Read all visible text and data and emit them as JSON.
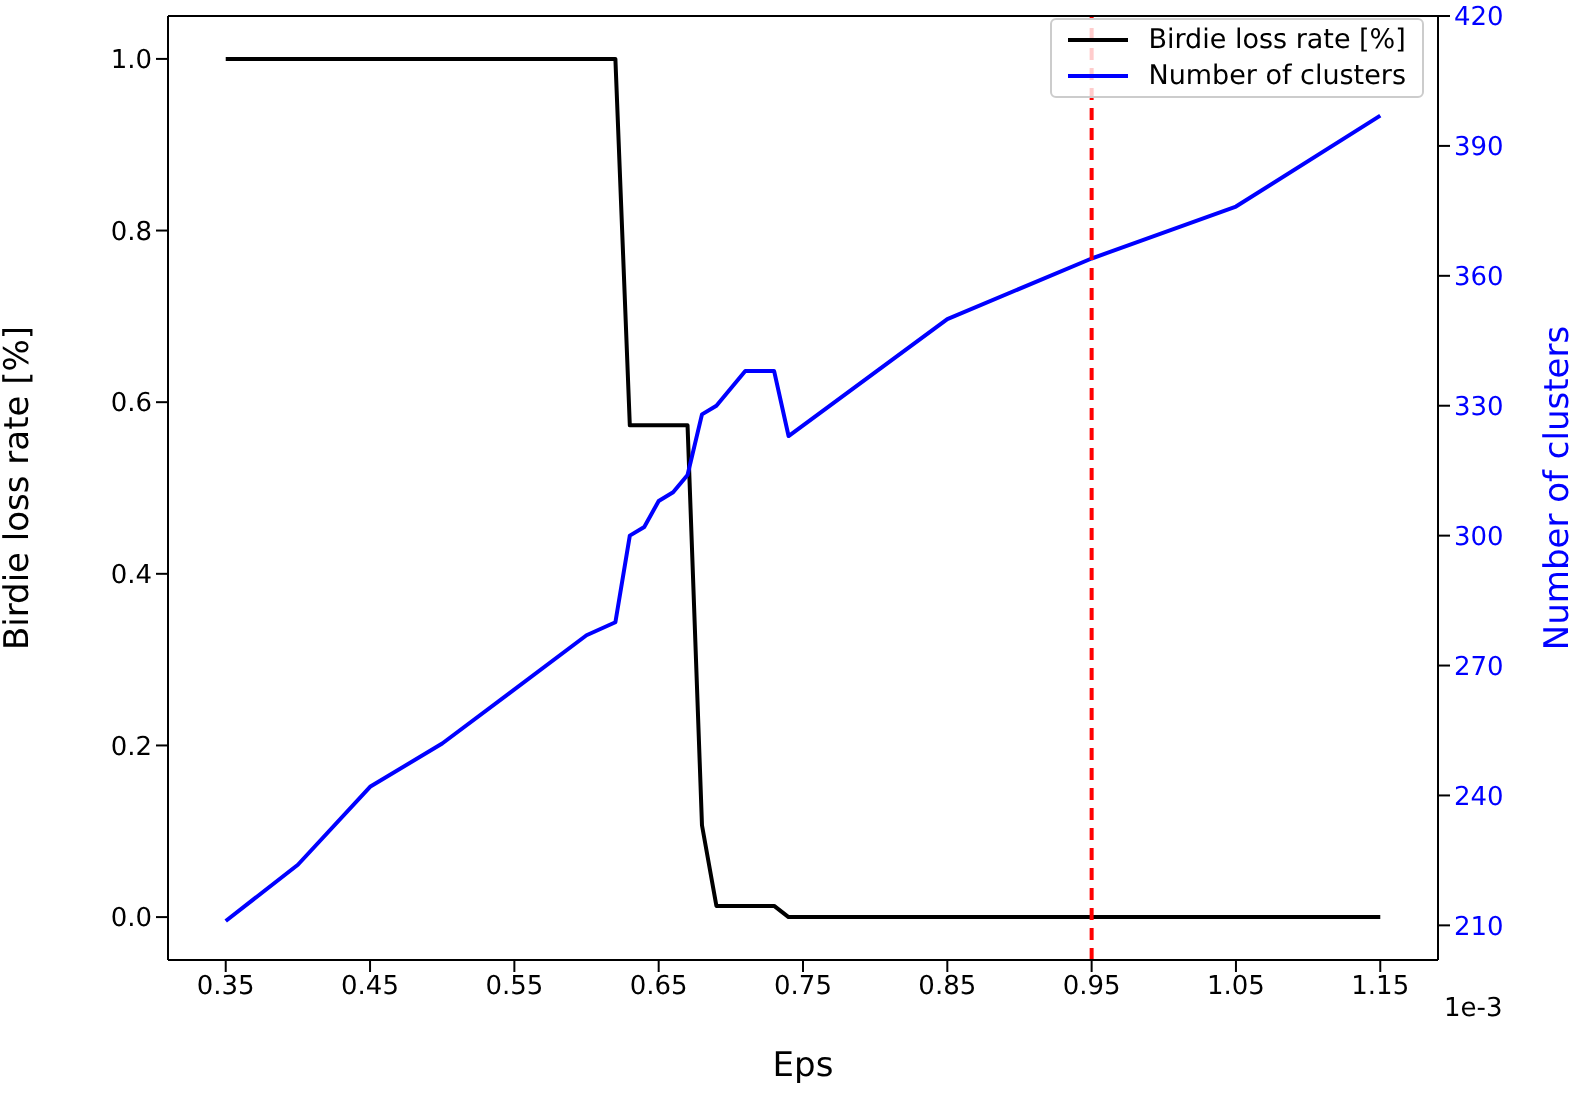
{
  "chart_data": {
    "type": "line",
    "xlabel": "Eps",
    "ylabel": "Birdie loss rate [%]",
    "y2label": "Number of clusters",
    "annotations": [
      "1e-3"
    ],
    "xlim": [
      0.31,
      1.19
    ],
    "xticks": [
      0.35,
      0.45,
      0.55,
      0.65,
      0.75,
      0.85,
      0.95,
      1.05,
      1.15
    ],
    "ylim": [
      -0.05,
      1.05
    ],
    "yticks": [
      {
        "value": 0,
        "label": "0.0"
      },
      0.2,
      0.4,
      0.6,
      0.8,
      {
        "value": 1,
        "label": "1.0"
      }
    ],
    "y2lim": [
      202,
      420
    ],
    "y2ticks": [
      210,
      240,
      270,
      300,
      330,
      360,
      390,
      420
    ],
    "legend": "top right",
    "series": [
      {
        "name": "Birdie loss rate [%]",
        "color": "#000000",
        "x": [
          0.35,
          0.62,
          0.63,
          0.67,
          0.68,
          0.69,
          0.73,
          0.74,
          1.15
        ],
        "values": [
          1.0,
          1.0,
          0.573,
          0.573,
          0.107,
          0.013,
          0.013,
          0.0,
          0.0
        ]
      },
      {
        "name": "Number of clusters",
        "color": "#0000ff",
        "axis": "y2",
        "x": [
          0.35,
          0.4,
          0.45,
          0.5,
          0.6,
          0.62,
          0.63,
          0.64,
          0.65,
          0.66,
          0.67,
          0.68,
          0.69,
          0.71,
          0.73,
          0.74,
          0.85,
          0.95,
          1.05,
          1.15
        ],
        "values": [
          211,
          224,
          242,
          252,
          277,
          280,
          300,
          302,
          308,
          310,
          314,
          328,
          330,
          338,
          338,
          323,
          350,
          364,
          376,
          397
        ]
      }
    ],
    "ref_lines": [
      {
        "axis": "x",
        "value": 0.95,
        "color": "#ff0000",
        "line_style": "dashed"
      }
    ]
  }
}
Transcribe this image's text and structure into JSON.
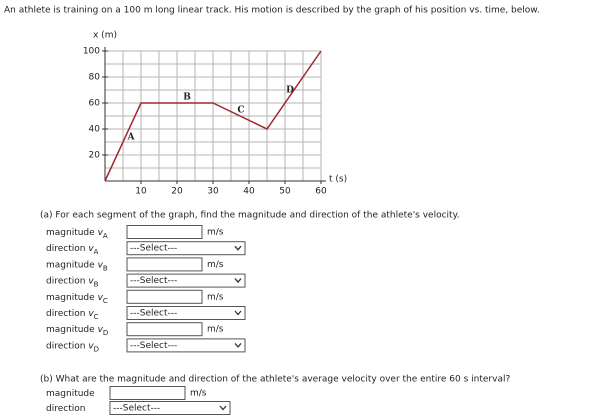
{
  "question": "An athlete is training on a 100 m long linear track. His motion is described by the graph of his position vs. time, below.",
  "chart_data": {
    "type": "line",
    "ylabel": "x (m)",
    "xlabel": "t (s)",
    "x": [
      0,
      10,
      30,
      45,
      60
    ],
    "series": [
      {
        "color": "#a0282e",
        "values": [
          0,
          60,
          60,
          40,
          100
        ]
      }
    ],
    "segment_labels": [
      "A",
      "B",
      "C",
      "D"
    ],
    "xlim": [
      0,
      60
    ],
    "ylim": [
      0,
      100
    ],
    "xticks": [
      10,
      20,
      30,
      40,
      50,
      60
    ],
    "yticks": [
      20,
      40,
      60,
      80,
      100
    ],
    "grid": true
  },
  "part_a": {
    "prompt": "(a) For each segment of the graph, find the magnitude and direction of the athlete's velocity.",
    "rows": [
      {
        "label": "magnitude",
        "symbol": "v",
        "sub": "A",
        "unit": "m/s"
      },
      {
        "label": "direction",
        "symbol": "v",
        "sub": "A",
        "select": "---Select---"
      },
      {
        "label": "magnitude",
        "symbol": "v",
        "sub": "B",
        "unit": "m/s"
      },
      {
        "label": "direction",
        "symbol": "v",
        "sub": "B",
        "select": "---Select---"
      },
      {
        "label": "magnitude",
        "symbol": "v",
        "sub": "C",
        "unit": "m/s"
      },
      {
        "label": "direction",
        "symbol": "v",
        "sub": "C",
        "select": "---Select---"
      },
      {
        "label": "magnitude",
        "symbol": "v",
        "sub": "D",
        "unit": "m/s"
      },
      {
        "label": "direction",
        "symbol": "v",
        "sub": "D",
        "select": "---Select---"
      }
    ]
  },
  "part_b": {
    "prompt": "(b) What are the magnitude and direction of the athlete's average velocity over the entire 60 s interval?",
    "rows": [
      {
        "label": "magnitude",
        "unit": "m/s"
      },
      {
        "label": "direction",
        "select": "---Select---"
      }
    ]
  }
}
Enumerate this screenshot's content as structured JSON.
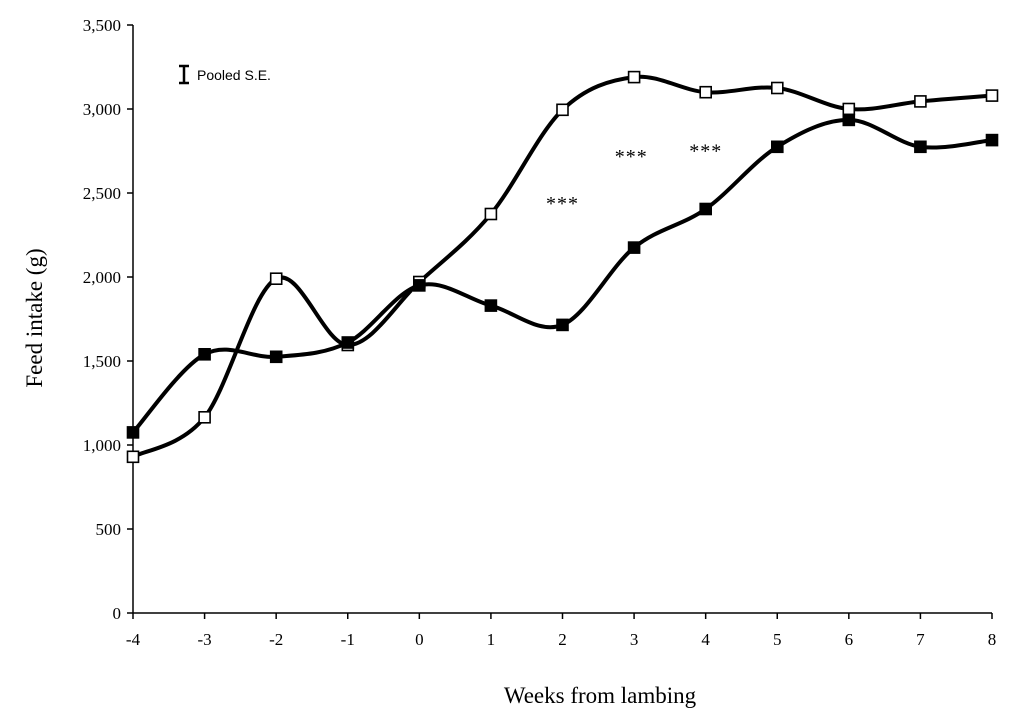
{
  "chart_data": {
    "type": "line",
    "xlabel": "Weeks from lambing",
    "ylabel": "Feed intake (g)",
    "xlim": [
      -4,
      8
    ],
    "ylim": [
      0,
      3500
    ],
    "x_ticks": [
      -4,
      -3,
      -2,
      -1,
      0,
      1,
      2,
      3,
      4,
      5,
      6,
      7,
      8
    ],
    "y_ticks": [
      0,
      500,
      1000,
      1500,
      2000,
      2500,
      3000,
      3500
    ],
    "y_tick_labels": [
      "0",
      "500",
      "1,000",
      "1,500",
      "2,000",
      "2,500",
      "3,000",
      "3,500"
    ],
    "grid": false,
    "legend": {
      "label": "Pooled S.E.",
      "position": "top-left"
    },
    "series": [
      {
        "marker": "open-square",
        "x": [
          -4,
          -3,
          -2,
          -1,
          0,
          1,
          2,
          3,
          4,
          5,
          6,
          7,
          8
        ],
        "values": [
          930,
          1165,
          1990,
          1595,
          1970,
          2375,
          2995,
          3190,
          3100,
          3125,
          3000,
          3045,
          3080
        ]
      },
      {
        "marker": "filled-square",
        "x": [
          -4,
          -3,
          -2,
          -1,
          0,
          1,
          2,
          3,
          4,
          5,
          6,
          7,
          8
        ],
        "values": [
          1075,
          1540,
          1525,
          1610,
          1950,
          1830,
          1715,
          2175,
          2405,
          2775,
          2935,
          2775,
          2815
        ]
      }
    ],
    "annotations": [
      {
        "text": "***",
        "x": 2.0,
        "y": 2400
      },
      {
        "text": "***",
        "x": 2.96,
        "y": 2680
      },
      {
        "text": "***",
        "x": 4.0,
        "y": 2710
      }
    ]
  }
}
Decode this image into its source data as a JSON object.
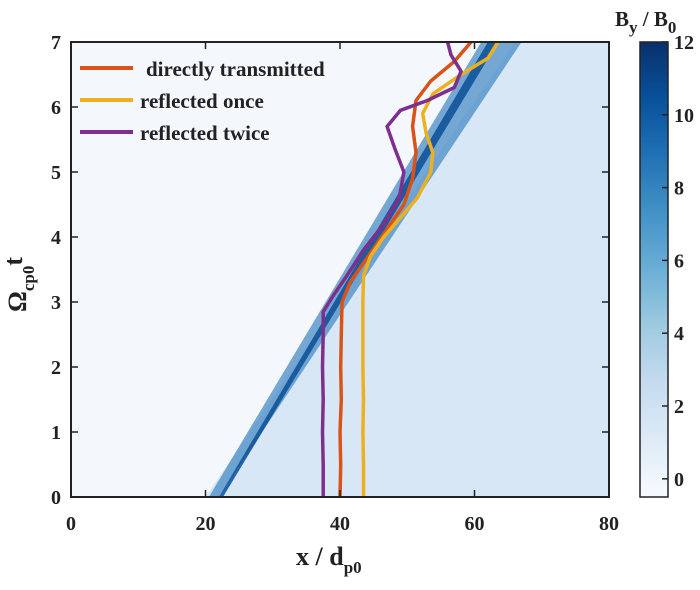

————————

*Given request:* Give the entries again without a single change, but with no pictures.

*Response to this task:*
Read all visible text and data and emit them as JSON.
{
  "chart_data": {
    "type": "line",
    "xlabel": "Eps",
    "ylabel": "Birdie loss rate [%]",
    "y2label": "Number of clusters",
    "annotations": [
      "1e-3"
    ],
    "xlim": [
      0.31,
      1.19
    ],
    "xticks": [
      0.35,
      0.45,
      0.55,
      0.65,
      0.75,
      0.85,
      0.95,
      1.05,
      1.15
    ],
    "ylim": [
      -0.05,
      1.05
    ],
    "yticks": [
      {
        "value": 0,
        "label": "0.0"
      },
      0.2,
      0.4,
      0.6,
      0.8,
      {
        "value": 1,
        "label": "1.0"
      }
    ],
    "y2lim": [
      202,
      420
    ],
    "y2ticks": [
      210,
      240,
      270,
      300,
      330,
      360,
      390,
      420
    ],
    "legend": "top right",
    "series": [
      {
        "name": "Birdie loss rate [%]",
        "color": "#000000",
        "x": [
          0.35,
          0.62,
          0.63,
          0.67,
          0.68,
          0.69,
          0.73,
          0.74,
          1.15
        ],
        "values": [
          1.0,
          1.0,
          0.573,
          0.573,
          0.107,
          0.013,
          0.013,
          0.0,
          0.0
        ]
      },
      {
        "name": "Number of clusters",
        "color": "#0000ff",
        "axis": "y2",
        "x": [
          0.35,
          0.4,
          0.45,
          0.5,
          0.6,
          0.62,
          0.63,
          0.64,
          0.65,
          0.66,
          0.67,
          0.68,
          0.69,
          0.71,
          0.73,
          0.74,
          0.85,
          0.95,
          1.05,
          1.15
        ],
        "values": [
          211,
          224,
          242,
          252,
          277,
          280,
          300,
          302,
          308,
          310,
          314,
          328,
          330,
          338,
          338,
          323,
          350,
          364,
          376,
          397
        ]
      }
    ],
    "ref_lines": [
      {
        "axis": "x",
        "value": 0.95,
        "color": "#ff0000",
        "line_style": "dashed"
      }
    ]
  }
}
Transcribe this image's text and structure into JSON.
{
  "question": "An athlete is training on a 100 m long linear track. His motion is described by the graph of his position vs. time, below.",
  "chart_data": {
    "type": "line",
    "ylabel": "x (m)",
    "xlabel": "t (s)",
    "x": [
      0,
      10,
      30,
      45,
      60
    ],
    "series": [
      {
        "color": "#a0282e",
        "values": [
          0,
          60,
          60,
          40,
          100
        ]
      }
    ],
    "segment_labels": [
      "A",
      "B",
      "C",
      "D"
    ],
    "xlim": [
      0,
      60
    ],
    "ylim": [
      0,
      100
    ],
    "xticks": [
      10,
      20,
      30,
      40,
      50,
      60
    ],
    "yticks": [
      20,
      40,
      60,
      80,
      100
    ],
    "grid": true
  },
  "part_a": {
    "prompt": "(a) For each segment of the graph, find the magnitude and direction of the athlete's velocity.",
    "rows": [
      {
        "label": "magnitude",
        "symbol": "v",
        "sub": "A",
        "unit": "m/s"
      },
      {
        "label": "direction",
        "symbol": "v",
        "sub": "A",
        "select": "---Select---"
      },
      {
        "label": "magnitude",
        "symbol": "v",
        "sub": "B",
        "unit": "m/s"
      },
      {
        "label": "direction",
        "symbol": "v",
        "sub": "B",
        "select": "---Select---"
      },
      {
        "label": "magnitude",
        "symbol": "v",
        "sub": "C",
        "unit": "m/s"
      },
      {
        "label": "direction",
        "symbol": "v",
        "sub": "C",
        "select": "---Select---"
      },
      {
        "label": "magnitude",
        "symbol": "v",
        "sub": "D",
        "unit": "m/s"
      },
      {
        "label": "direction",
        "symbol": "v",
        "sub": "D",
        "select": "---Select---"
      }
    ]
  },
  "part_b": {
    "prompt": "(b) What are the magnitude and direction of the athlete's average velocity over the entire 60 s interval?",
    "rows": [
      {
        "label": "magnitude",
        "unit": "m/s"
      },
      {
        "label": "direction",
        "select": "---Select---"
      }
    ]
  }
}
Enumerate this screenshot's content as structured JSON.
{
  "chart_data": {
    "type": "line",
    "xlabel": "Weeks from lambing",
    "ylabel": "Feed intake (g)",
    "xlim": [
      -4,
      8
    ],
    "ylim": [
      0,
      3500
    ],
    "x_ticks": [
      -4,
      -3,
      -2,
      -1,
      0,
      1,
      2,
      3,
      4,
      5,
      6,
      7,
      8
    ],
    "y_ticks": [
      0,
      500,
      1000,
      1500,
      2000,
      2500,
      3000,
      3500
    ],
    "y_tick_labels": [
      "0",
      "500",
      "1,000",
      "1,500",
      "2,000",
      "2,500",
      "3,000",
      "3,500"
    ],
    "grid": false,
    "legend": {
      "label": "Pooled S.E.",
      "position": "top-left"
    },
    "series": [
      {
        "marker": "open-square",
        "x": [
          -4,
          -3,
          -2,
          -1,
          0,
          1,
          2,
          3,
          4,
          5,
          6,
          7,
          8
        ],
        "values": [
          930,
          1165,
          1990,
          1595,
          1970,
          2375,
          2995,
          3190,
          3100,
          3125,
          3000,
          3045,
          3080
        ]
      },
      {
        "marker": "filled-square",
        "x": [
          -4,
          -3,
          -2,
          -1,
          0,
          1,
          2,
          3,
          4,
          5,
          6,
          7,
          8
        ],
        "values": [
          1075,
          1540,
          1525,
          1610,
          1950,
          1830,
          1715,
          2175,
          2405,
          2775,
          2935,
          2775,
          2815
        ]
      }
    ],
    "annotations": [
      {
        "text": "***",
        "x": 2.0,
        "y": 2400
      },
      {
        "text": "***",
        "x": 2.96,
        "y": 2680
      },
      {
        "text": "***",
        "x": 4.0,
        "y": 2710
      }
    ]
  }
}
Decode this image into its source data as a JSON object.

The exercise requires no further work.